**Verilen metin**

>>

HURİ


                                       Fotoğraf: Bektaşi Üzümü   Ayder yaylası/Rize

HURİ…

          Ataşehir Belediyesi Kültür Müdürlüğünde çalışırken, belediye başkanının
pek kıymetli karısıyla “sanatsal ve insani bakış açımız” uyuşmadığından dolayı
Sosyal Yardım İşleri müdürlüğüne sürgün edilmiştim. Çalıştığım Ataevine bir emekli
İmam ve Alevi Dedesini din hizmeti vermek için göndermişlerdi. İmam arkadaşımız
hemen iş yerindeki çalışanların mezhebini öğrenmeye ve ona göre diyaloglara girmeye
başladı. Bu arada her karşılaşmamızda da bana kendi dini bilgilerini ısrarla aktarmak
istiyordu…
          Yine böyle bir sohbet sırasında: “Hocam,biz Üniversite’de tiyatro eğitimi alırken
Shakespeare diye bir kefere yazarın oyunlarını incelemiştik. Orada bir şey dikkatimi
çekmişti. Bu keferenin oyunlarını yazdığı dönemin İngilizce dili ile günümüz İngilizcesi
arasında dağlar kadar fark vardı. Keferenin o dönemde yazdıklarını işin uzmanları bile zor anlayıp günümüz İngilizcesine ancak çevirebiliyorlardı… Keza; bizde de 1930’larda yazılmış bir kitabı herkes kolay anlayamıyor. Birilerinin sadeleştirme yapması gerekiyor. O zaman da sadeleştiren mutlaka kendinden bir şeyler katıyor…” diyerek asıl meseleye girdim.
          “ Ben bir şeyi merak ediyorum… Kur’an ayetlerinin indiği zamanın Arapçası ile
günümüz Arapçası arasında da mutlaka çok büyük anlam farkları vardır. Bu anlamda bir
araştırma yapılmış mıdır? Bana böyle bir kitap tavsiye edebilir misiniz?” dedim…
          Hocamız, şöyle bir yutkundu… Belli ki sorum çalışmadığı bir yerden gelmişti…
Ben bir tuvalete gidip geleyim diyerek üst kata çıktı. Tabii biz bu tuvalet meselesinin ne
anlama geldiğini gayet iyi biliyorduk! Hocamız her sıkıştığında üst kata çıkar ve: Alo Diyanet hattını arar. Sonra bizi bilgilendirirdi. Neyse… Hocamız tuvaletten uzunca bir zaman sonra döndü ve Kur’an’ın asla değişmediğini, indirildiği dönem neyse yine aynı olduğunu ve değiştirilemeyeceğini, bu durumun Kur’an’ın asıl mucizesi olduğunu söyledi.

<<

**Veri kümesi kesiti**
>>

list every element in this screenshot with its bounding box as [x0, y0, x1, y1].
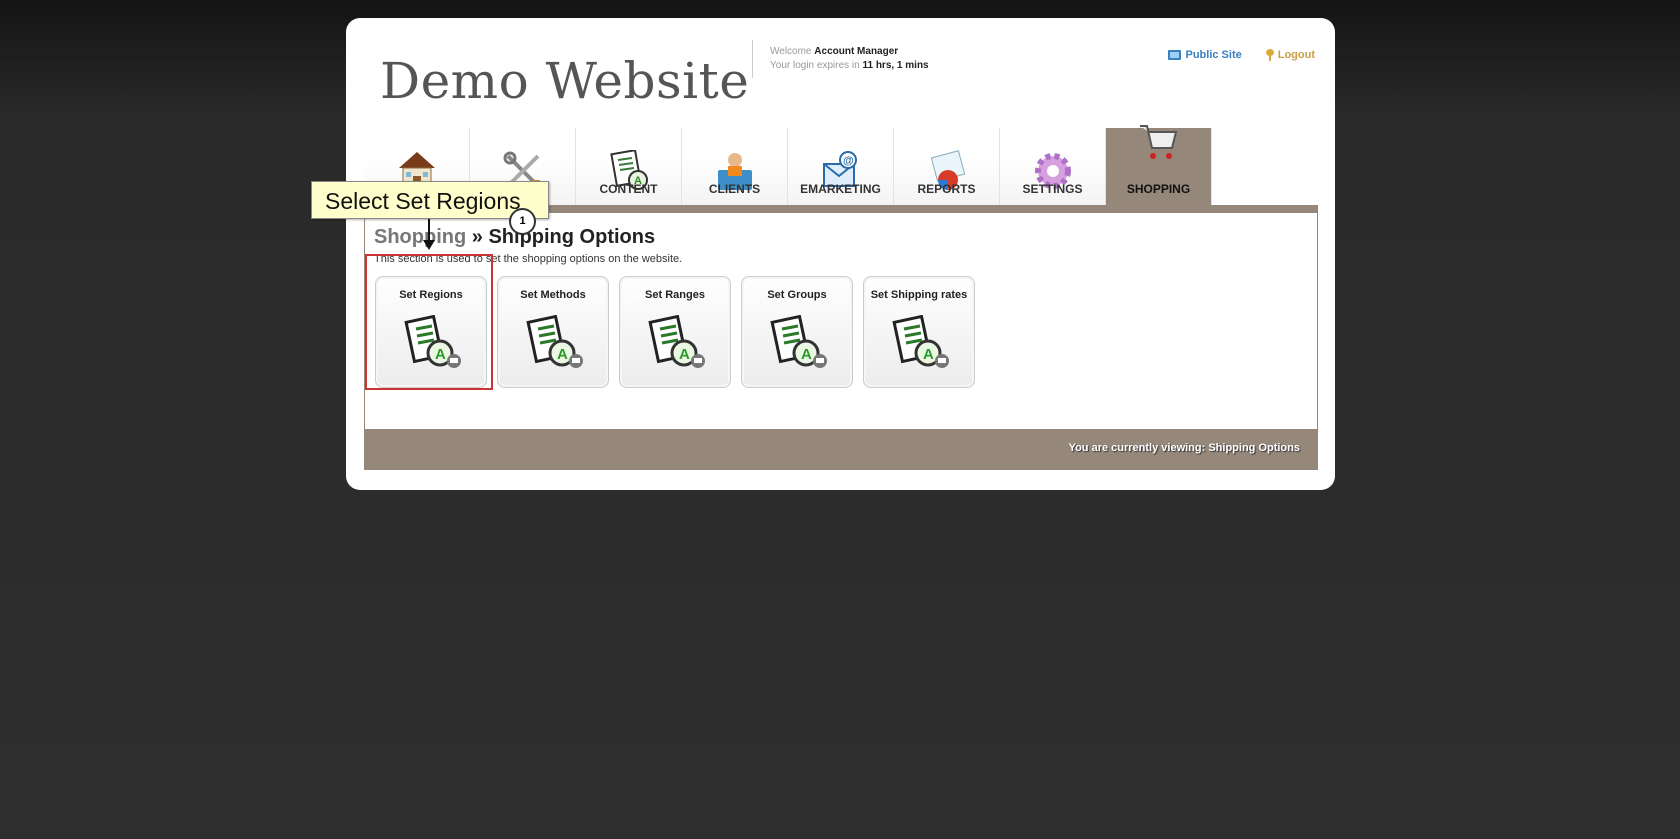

<<

**Alıştırmanın amacı**
Ataevindeki emekli imamla yapılan sohbeti anlatan Huri başlıklı metni, son cümlesinin ardından devam ettirin.

**Beklenen cevap**
          Geçen gün Facebook’ta sorumun yanıtını bulur gibi oldum. Kendisinden izin
almadığım ve izin verse bile başına nahoş olayların getirilmesinden çekindiğim ismini
veremeyeceğim bir arkadaş aşağıdaki araştırmasını paylaşmıştı.
“…Şimdi size Kuran'ın Aramaik okunuşu adlı kitaptan birkaç örnek verelim:
Bu araştırmacıya göre HURİ o dönemde kullanılan dile göre: "Beyaz ve kristal
saydamlığında üzümler" demek... Tomurcuğuyla falan geçtiği her yere koy....
Anlamda bir tutarsızlık oluşmuyor...
Araştımacıya göre Arapçadaki Hımar
kelimesinin bu gün kabul gören örtme anlamının sonradan oluştğunu, o dönemde
bele sarılan kuşak yani Kımer-KEMER demek olduğunu ve namusa işarete ettiğini
söylüyor. Aklımıza hemen eline, beline, diline sözü gelmiyor değil...”
(ALINTI:
A.E.)
          İmdi… Bu açıklamadan sonra gelelim zurnanın zırt dediği son deliğine…
          Kendini patlatarak yüzlerce masum insanı inandıkları din adına öldüren. Böyle yaparak o dinin şehadet şerbetini içtiğini, Cennet-i Ala’ya gidip orada –bir rivayete göre- yetmiş bin “Bakire Huri” ile her gün sex partisi yapacağına inanan  gafillerin, aslında “yetmiş bin üzüm tanesi” ile sevişeceğini düşünebiliyor musunuz?. Tek kelimeyle Trajedi…
          Allah bizi o gafillerin durumuna düşmekten korusun!..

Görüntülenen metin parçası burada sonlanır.